What you have to do =>
Using the listing below, report all lines holding the word "输入名称进行搜索".

+++++

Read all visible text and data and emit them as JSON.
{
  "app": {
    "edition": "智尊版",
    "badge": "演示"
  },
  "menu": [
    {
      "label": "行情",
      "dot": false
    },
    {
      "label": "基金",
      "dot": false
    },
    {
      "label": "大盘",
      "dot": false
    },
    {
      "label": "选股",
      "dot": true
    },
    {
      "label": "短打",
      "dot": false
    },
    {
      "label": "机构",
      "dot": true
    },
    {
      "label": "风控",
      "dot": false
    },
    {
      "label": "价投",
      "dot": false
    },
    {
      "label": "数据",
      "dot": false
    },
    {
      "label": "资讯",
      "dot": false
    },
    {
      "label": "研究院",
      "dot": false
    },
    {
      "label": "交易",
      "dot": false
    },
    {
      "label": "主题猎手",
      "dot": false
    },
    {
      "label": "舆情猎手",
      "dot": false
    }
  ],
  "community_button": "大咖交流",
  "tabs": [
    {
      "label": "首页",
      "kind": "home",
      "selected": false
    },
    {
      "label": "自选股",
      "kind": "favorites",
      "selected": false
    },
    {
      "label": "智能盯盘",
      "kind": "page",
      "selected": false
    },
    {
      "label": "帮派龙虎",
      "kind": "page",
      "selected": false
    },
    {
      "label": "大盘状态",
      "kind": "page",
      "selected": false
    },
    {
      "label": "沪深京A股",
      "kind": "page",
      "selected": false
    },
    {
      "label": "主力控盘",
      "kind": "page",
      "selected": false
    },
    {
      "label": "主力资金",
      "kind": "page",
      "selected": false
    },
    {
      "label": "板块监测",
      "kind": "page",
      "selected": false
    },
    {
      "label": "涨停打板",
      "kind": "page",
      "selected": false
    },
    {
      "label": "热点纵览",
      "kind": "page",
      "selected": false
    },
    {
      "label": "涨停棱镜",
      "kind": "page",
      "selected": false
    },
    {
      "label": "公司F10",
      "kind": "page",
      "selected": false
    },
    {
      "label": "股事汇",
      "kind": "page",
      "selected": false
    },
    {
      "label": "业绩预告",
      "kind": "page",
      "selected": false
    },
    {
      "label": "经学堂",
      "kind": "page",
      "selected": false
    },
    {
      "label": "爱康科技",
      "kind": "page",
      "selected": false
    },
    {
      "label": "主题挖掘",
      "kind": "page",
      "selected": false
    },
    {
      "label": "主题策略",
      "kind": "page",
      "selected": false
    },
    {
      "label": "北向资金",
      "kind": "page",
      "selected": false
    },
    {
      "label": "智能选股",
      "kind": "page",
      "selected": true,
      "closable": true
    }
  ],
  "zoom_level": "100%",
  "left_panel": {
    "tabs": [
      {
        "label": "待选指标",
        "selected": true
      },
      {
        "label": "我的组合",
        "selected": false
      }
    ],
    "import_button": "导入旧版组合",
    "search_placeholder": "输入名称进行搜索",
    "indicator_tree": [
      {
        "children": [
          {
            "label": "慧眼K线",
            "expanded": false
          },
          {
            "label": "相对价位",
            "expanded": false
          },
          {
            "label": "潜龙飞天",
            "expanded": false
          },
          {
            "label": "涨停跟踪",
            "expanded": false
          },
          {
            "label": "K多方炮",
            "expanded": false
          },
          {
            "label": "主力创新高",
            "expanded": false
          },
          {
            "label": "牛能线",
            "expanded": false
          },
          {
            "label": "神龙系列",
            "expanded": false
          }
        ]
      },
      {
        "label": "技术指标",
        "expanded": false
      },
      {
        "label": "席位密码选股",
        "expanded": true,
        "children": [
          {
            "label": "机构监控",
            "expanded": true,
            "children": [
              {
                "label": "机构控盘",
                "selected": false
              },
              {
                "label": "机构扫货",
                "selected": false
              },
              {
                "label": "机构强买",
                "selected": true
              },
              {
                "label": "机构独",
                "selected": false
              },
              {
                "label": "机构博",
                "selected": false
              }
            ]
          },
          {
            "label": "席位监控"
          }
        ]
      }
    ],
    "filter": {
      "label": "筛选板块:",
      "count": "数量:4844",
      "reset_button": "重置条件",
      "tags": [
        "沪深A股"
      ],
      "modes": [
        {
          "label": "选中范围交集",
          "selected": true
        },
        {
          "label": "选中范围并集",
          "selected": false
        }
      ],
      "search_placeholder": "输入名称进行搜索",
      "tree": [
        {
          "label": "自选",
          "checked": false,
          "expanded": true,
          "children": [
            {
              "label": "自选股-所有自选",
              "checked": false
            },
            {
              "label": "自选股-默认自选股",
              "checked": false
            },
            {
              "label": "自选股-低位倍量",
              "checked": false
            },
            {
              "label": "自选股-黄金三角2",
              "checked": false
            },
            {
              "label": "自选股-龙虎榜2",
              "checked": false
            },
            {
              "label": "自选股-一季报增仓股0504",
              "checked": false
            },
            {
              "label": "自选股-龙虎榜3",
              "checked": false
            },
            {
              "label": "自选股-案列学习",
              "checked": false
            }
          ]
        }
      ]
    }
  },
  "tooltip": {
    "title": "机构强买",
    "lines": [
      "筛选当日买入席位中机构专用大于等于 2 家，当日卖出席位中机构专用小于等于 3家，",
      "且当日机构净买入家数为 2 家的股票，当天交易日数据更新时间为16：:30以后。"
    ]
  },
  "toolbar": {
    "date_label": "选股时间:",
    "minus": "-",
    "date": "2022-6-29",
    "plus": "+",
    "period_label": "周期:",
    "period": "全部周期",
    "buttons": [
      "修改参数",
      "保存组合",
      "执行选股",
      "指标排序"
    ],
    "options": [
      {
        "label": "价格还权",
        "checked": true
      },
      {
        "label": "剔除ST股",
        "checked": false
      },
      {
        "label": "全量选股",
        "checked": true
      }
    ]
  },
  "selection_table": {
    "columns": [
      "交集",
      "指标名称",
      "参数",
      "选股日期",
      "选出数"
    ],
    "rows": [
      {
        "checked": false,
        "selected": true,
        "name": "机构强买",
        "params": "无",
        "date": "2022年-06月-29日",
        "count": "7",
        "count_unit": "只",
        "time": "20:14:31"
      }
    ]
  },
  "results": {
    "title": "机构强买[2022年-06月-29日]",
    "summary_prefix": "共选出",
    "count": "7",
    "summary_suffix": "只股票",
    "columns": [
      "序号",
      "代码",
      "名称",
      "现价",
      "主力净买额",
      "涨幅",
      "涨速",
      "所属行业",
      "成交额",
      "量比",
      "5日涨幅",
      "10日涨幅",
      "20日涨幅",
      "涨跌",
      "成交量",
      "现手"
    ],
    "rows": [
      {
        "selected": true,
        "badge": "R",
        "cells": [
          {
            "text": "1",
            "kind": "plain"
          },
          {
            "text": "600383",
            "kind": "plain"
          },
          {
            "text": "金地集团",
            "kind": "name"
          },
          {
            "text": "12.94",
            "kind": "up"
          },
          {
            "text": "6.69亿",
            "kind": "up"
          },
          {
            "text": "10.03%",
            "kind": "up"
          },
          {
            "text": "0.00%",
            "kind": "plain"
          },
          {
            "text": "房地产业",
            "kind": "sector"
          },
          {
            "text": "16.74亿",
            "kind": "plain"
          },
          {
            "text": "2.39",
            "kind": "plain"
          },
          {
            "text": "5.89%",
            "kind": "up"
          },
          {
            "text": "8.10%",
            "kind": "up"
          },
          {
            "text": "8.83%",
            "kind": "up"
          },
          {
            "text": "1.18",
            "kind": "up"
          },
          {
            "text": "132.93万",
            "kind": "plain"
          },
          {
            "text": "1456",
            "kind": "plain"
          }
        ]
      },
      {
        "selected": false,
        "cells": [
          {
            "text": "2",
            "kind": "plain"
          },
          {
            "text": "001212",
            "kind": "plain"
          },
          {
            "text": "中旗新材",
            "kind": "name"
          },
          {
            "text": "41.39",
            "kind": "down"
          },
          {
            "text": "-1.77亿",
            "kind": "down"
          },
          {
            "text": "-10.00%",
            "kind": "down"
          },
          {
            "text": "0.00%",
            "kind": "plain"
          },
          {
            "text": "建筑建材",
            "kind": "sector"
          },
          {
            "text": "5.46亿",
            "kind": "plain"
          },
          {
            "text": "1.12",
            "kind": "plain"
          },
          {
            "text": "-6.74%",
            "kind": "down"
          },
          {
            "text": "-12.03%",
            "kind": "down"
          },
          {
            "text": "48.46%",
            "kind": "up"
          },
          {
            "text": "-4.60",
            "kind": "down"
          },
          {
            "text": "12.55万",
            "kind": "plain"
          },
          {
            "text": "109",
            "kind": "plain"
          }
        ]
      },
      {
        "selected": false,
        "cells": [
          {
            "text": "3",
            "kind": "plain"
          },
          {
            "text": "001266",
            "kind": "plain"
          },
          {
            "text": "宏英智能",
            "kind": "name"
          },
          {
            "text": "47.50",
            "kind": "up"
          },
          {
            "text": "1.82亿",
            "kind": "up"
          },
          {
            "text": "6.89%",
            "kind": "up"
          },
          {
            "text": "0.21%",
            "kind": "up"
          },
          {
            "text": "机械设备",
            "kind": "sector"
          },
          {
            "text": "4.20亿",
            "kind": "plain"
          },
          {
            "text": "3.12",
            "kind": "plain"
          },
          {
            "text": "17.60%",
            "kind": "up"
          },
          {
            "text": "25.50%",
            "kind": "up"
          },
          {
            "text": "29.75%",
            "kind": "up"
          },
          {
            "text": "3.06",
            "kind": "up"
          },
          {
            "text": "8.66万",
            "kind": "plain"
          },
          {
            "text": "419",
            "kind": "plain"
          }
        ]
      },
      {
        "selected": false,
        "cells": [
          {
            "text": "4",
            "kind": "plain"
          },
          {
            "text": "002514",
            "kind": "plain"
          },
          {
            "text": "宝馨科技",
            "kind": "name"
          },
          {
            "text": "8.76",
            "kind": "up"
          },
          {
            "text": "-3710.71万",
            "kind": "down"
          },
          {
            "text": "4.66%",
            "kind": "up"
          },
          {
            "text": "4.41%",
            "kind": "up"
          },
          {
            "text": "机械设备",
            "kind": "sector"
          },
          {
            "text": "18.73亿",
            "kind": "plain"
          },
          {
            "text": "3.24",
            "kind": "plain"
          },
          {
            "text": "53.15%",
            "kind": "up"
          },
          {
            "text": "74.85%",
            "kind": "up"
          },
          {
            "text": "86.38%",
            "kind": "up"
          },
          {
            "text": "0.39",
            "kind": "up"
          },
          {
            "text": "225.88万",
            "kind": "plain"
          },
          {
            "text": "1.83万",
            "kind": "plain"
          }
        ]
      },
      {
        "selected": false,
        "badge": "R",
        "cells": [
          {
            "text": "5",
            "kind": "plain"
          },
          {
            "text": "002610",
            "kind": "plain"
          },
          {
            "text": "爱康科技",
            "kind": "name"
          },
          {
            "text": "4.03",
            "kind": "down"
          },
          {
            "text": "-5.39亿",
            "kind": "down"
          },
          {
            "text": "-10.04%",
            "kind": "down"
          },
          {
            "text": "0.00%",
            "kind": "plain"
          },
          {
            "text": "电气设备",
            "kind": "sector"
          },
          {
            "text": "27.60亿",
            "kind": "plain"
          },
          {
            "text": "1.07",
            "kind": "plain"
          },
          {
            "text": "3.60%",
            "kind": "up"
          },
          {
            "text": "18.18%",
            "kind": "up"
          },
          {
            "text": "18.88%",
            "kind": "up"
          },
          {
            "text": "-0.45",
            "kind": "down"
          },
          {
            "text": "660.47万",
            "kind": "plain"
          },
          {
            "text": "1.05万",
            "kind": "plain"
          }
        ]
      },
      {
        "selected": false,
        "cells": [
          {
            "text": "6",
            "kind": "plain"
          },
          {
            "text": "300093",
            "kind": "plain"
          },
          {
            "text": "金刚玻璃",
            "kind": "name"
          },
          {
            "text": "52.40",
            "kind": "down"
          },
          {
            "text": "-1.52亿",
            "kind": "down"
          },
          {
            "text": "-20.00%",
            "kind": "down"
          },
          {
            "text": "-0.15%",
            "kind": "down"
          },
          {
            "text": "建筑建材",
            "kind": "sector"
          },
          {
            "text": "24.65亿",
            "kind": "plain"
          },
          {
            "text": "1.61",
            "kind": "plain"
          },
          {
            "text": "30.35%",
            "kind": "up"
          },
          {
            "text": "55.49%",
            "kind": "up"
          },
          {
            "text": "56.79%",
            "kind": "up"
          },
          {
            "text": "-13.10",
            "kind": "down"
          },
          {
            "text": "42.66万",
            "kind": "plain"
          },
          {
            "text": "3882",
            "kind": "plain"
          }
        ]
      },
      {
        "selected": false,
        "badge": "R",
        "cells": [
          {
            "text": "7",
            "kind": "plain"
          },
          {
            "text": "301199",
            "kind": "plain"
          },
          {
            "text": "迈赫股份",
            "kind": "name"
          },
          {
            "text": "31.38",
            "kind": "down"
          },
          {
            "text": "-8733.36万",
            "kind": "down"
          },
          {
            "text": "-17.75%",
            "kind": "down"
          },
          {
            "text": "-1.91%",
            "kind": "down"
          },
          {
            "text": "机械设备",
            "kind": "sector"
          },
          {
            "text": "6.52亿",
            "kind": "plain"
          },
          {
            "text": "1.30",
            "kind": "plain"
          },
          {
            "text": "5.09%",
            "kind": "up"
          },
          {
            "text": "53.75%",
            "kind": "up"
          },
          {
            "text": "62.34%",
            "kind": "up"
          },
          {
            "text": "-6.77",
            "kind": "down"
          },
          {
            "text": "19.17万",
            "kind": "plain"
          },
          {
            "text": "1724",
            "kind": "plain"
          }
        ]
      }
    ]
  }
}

+++++

Written response =>
    "search_placeholder": "输入名称进行搜索",
      "search_placeholder": "输入名称进行搜索",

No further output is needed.